## Task instructions
[1] Answer from the passage on phonetic texts:
(a) Into what three levels is a phonetic LARA text divided?
(b) In the plain phonetic lexicon, what are the keys and what are the values?
(c) In which directory does the conversion script create its two output files?
[2] Carry on the passage on phonetic texts from its last sentence.

## Passage to read
++++++++++++++++++++

Phonetic texts

“Phonetic texts” are a new piece of functionality currently at an experimental stage. Normal LARA texts have three levels of structure: pages, segments and words. In contrast, a phonetic LARA text is divided into pages, words, and letter groups. The intention is to illustrate the relationship between words and sounds. An example of a phonetic text posted on the LARA examples page is the famous pronunciation poem The Chaos.

The notation for phonetic texts is the same as for normal texts, except that the hashtags are not used to associate words with lemmas, but rather letter groups with phonetic values. A typical line in a phonetic text looks like this:

“||@Wh@#w#|@a@#ɒ#|@t@#t#|| ||@are@#ɑː#|| ||@y@#j#|@ou@#uː#|| ||@d@#d#|@o@#uː#|@i@#ɪ#|@ng@#ŋ#|| ||@h@#h#|@ere@#i‍ə#||?” ||@h@#h#|@e@#iː#|| ||@a@#ɑː#|@s@#s#|@k@#k#|@ed@#t#|| ||@th@#ð#|@e@#ə#|| ||@d@#d#|@r@#ɹ#|@u@#ʌ#|@n@#ŋ#|@k@#k#||.

This represents the sentence ““What are you doing here?” he asked the drunk”.

It would evidently be very tedious to construct phonetic texts by hand, and there is a script which converts a normal LARA text into a phonetic version, keeping all the formatting unchanged.

Using the conversion script

In order to invoke the conversion script, your config file in most cases needs to include declarations for the following parameters:

  • “phonetic_lexicon_plain”: Points to a file containing a plain phonetic lexicon.

  • “phonetic_lexicon_aligned”: Points to a file containing an aligned phonetic lexicon.

The plain phonetic lexicon should be a JSON file which consists of a dict whose keys are words and whose values are phonetic strings. For example, the English phonetic lexicon starts:

  "a": "æ",
  "aah": "ˈɑː",
  "aardvark": "ˈɑːdvɑːk",
  "aardvarks": "ˈɑːdvɑːks",
  "aardwolf": "ˈɑːdwʊlf",

The aligned phonetic lexicon should be a JSON file which consists of a dict whose keys are words and whose values are aligned word/phonetic string pairs. Typical entries for English look like this:

"a": [
"about": [
"active": [

You invoke the conversion script as:

python3 $LARA/Code/Python/ make_phonetic_corpus <local-config-file>

The result is to create the following two files in the tmp_resources directory:

  • Phonetic version of the corpus in <Id>_phonetic_corpus.txt

  • List of missing aligned phonetic lexicon entries in <Id>_tmp_phonetic_aligned_lexicon.json

The intention is that the annotator should review and edit the list of missing aligned phonetic lexicon entries, add the corrected entries to the aligned phonetic lexicon, and rerun the script, possibly repeating the cycle several times.

++++++++++++++++++++

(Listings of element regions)
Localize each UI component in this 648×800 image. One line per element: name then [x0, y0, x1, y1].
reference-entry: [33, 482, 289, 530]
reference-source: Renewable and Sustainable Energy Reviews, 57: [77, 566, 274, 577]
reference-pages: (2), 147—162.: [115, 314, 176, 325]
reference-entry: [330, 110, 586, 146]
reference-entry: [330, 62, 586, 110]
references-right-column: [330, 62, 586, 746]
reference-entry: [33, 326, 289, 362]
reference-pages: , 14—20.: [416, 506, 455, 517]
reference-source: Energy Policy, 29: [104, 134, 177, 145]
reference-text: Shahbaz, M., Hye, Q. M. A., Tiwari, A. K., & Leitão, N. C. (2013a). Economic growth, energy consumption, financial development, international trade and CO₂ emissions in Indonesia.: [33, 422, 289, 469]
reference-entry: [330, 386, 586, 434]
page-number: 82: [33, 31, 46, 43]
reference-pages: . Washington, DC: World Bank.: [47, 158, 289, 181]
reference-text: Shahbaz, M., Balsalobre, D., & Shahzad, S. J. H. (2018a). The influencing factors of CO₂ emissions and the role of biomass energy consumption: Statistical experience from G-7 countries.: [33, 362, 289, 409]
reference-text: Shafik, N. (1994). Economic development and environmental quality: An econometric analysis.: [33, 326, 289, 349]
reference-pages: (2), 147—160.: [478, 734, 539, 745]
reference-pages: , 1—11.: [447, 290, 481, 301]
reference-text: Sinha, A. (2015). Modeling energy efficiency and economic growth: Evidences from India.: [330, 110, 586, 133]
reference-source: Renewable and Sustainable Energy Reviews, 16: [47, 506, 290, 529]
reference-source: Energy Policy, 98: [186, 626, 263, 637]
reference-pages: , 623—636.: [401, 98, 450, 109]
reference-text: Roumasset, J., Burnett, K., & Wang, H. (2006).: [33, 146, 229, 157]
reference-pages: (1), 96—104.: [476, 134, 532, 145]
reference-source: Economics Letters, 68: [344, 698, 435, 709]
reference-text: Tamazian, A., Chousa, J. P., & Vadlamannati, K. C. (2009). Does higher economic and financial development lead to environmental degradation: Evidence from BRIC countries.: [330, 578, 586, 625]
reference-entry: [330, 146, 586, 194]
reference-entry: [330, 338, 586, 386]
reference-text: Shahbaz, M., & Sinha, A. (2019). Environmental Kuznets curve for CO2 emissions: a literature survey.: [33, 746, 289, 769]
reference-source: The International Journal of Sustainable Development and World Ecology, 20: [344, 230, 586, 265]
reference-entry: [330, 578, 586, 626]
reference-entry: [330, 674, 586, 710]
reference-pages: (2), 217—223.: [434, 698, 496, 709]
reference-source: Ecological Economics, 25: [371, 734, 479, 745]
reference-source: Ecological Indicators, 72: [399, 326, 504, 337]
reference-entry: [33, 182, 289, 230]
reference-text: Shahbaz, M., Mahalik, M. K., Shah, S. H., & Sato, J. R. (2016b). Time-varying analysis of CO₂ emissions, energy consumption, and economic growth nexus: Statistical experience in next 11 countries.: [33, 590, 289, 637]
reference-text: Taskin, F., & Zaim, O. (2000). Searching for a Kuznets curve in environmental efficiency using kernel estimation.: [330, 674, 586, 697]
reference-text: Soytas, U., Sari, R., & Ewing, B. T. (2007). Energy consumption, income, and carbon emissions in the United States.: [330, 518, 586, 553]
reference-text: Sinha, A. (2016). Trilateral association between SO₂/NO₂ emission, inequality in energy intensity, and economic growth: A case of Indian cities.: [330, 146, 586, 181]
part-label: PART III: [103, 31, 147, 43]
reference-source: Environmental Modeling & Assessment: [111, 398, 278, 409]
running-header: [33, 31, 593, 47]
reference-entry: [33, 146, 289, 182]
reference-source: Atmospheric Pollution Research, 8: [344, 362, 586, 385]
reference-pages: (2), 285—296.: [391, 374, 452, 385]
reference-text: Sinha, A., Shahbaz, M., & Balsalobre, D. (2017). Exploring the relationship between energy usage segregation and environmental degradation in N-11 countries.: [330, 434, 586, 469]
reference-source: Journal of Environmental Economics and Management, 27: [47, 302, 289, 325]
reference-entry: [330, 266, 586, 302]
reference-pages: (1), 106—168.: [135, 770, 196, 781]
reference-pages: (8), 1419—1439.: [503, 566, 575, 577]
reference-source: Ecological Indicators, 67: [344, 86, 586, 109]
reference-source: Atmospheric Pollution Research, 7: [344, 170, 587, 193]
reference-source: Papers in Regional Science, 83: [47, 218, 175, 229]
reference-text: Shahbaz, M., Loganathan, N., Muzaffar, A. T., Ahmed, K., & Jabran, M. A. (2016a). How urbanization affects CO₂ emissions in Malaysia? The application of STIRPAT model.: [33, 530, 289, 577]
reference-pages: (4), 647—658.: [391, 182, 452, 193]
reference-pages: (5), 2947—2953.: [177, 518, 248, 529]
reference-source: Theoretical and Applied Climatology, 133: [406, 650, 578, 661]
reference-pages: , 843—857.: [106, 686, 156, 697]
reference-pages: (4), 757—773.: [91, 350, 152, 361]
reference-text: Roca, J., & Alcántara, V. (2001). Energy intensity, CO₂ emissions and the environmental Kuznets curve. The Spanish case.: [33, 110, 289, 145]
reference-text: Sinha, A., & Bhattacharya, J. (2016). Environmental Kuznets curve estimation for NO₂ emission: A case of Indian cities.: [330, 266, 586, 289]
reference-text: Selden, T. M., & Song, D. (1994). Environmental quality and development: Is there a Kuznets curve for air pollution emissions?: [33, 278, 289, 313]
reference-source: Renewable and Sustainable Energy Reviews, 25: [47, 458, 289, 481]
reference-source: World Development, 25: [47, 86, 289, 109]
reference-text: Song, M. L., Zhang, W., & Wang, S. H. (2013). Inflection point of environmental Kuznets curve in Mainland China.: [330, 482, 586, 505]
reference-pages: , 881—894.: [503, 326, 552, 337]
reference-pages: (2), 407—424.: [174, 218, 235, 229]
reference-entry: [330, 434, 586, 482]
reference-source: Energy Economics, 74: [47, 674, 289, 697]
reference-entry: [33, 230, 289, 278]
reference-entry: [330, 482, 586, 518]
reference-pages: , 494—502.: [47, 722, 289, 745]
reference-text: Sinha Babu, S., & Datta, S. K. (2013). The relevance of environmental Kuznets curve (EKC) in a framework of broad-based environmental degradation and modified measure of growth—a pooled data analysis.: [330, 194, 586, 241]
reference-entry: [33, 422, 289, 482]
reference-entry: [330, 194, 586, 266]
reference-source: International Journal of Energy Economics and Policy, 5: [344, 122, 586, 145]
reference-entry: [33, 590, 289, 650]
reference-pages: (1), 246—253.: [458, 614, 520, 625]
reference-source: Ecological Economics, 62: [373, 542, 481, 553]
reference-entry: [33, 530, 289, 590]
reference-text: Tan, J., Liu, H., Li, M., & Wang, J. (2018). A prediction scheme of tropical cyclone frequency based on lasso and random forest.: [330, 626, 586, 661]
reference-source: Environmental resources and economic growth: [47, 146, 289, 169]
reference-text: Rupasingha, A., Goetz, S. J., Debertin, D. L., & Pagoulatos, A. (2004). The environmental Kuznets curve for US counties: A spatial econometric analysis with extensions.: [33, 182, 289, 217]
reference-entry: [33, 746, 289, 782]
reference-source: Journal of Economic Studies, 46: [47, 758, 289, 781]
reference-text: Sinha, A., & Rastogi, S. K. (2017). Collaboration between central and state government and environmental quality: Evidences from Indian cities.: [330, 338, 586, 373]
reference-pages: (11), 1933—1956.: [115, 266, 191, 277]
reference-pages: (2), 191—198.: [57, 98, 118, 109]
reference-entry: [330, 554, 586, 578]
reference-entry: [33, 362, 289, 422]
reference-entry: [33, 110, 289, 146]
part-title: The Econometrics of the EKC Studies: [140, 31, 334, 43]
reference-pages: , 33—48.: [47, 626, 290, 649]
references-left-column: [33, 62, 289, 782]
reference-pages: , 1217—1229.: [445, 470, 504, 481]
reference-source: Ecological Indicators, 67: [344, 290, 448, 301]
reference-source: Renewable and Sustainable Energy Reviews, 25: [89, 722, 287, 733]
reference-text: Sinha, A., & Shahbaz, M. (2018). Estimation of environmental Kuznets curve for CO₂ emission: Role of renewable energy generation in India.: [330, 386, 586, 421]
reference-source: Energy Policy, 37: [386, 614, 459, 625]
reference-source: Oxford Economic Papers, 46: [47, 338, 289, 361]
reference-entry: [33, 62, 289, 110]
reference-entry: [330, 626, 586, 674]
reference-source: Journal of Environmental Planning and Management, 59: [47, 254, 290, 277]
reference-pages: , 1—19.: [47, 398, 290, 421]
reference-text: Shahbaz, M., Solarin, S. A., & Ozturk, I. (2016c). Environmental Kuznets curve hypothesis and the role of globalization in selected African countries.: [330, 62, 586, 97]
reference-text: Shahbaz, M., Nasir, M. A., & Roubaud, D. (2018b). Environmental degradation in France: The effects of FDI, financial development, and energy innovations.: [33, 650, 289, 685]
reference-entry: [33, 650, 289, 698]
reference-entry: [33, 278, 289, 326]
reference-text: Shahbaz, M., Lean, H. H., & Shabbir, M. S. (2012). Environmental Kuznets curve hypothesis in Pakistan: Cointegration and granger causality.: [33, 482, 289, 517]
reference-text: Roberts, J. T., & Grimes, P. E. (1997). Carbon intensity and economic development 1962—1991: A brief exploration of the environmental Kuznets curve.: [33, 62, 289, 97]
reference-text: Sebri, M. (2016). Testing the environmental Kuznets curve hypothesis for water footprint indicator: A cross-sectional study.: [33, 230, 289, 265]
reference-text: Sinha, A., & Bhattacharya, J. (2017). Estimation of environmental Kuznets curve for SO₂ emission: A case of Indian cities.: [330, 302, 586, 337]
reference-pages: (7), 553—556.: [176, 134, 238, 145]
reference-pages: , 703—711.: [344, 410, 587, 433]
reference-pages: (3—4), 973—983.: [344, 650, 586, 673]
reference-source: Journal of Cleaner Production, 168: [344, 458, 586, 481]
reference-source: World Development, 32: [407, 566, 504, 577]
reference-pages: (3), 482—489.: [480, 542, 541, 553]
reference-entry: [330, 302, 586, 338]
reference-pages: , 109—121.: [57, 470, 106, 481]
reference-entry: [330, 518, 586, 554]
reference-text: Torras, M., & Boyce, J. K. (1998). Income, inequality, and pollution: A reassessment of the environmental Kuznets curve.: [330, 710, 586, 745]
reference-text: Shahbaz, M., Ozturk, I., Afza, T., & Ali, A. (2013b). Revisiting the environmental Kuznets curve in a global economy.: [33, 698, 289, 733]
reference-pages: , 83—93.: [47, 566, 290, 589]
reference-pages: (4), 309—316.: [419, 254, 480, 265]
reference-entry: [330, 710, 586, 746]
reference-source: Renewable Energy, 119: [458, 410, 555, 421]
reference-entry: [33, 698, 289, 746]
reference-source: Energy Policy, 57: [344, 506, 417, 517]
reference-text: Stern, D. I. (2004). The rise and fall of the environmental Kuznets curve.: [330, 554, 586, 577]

++++++++++++++++++++

## Answers in order
[1]
(a) Pages, words, and letter groups.
(b) The keys are words, and the values are phonetic strings.
(c) The tmp_resources directory.

[2]
The script guesses new aligned entries using a method which looks at the letter-group/phoneme-group alignments it has already seen in the aligned lexicon and tries to align words against phonemes so that at many alignments as possible are ones that have been seen before. It also prints out a list of words which do not appear in the plain phonetic lexicon.

Completely phonetic languages

If the language in question is written completely phonetically, it is possible to run the conversion script without specifying phonetic lexicon files. In this case, the phonetically meaningful letter groups can be specified in the file $LARA/Code/Python/, in the constant _phonetically_spelled_languages (see below under “Phonetic lexicon resources”).


Many languages contain Heteronyms, words that are pronounced differently depending on their intended meaning. For example, “tear”, “minute” and “wind” are common heteronyms in English.

If your text includes heteronyms, you can distinguish them by turning them into multiword expressions including a disambiguating phrase inside double square brackets. This line from the poem “The Chaos” illlustrates:

@Tear [[in eye]]@#tear# in eye, your#you# dress will @tear [[rip]]@#tear#.

Note that it is necessary to add a lemma tag after each item.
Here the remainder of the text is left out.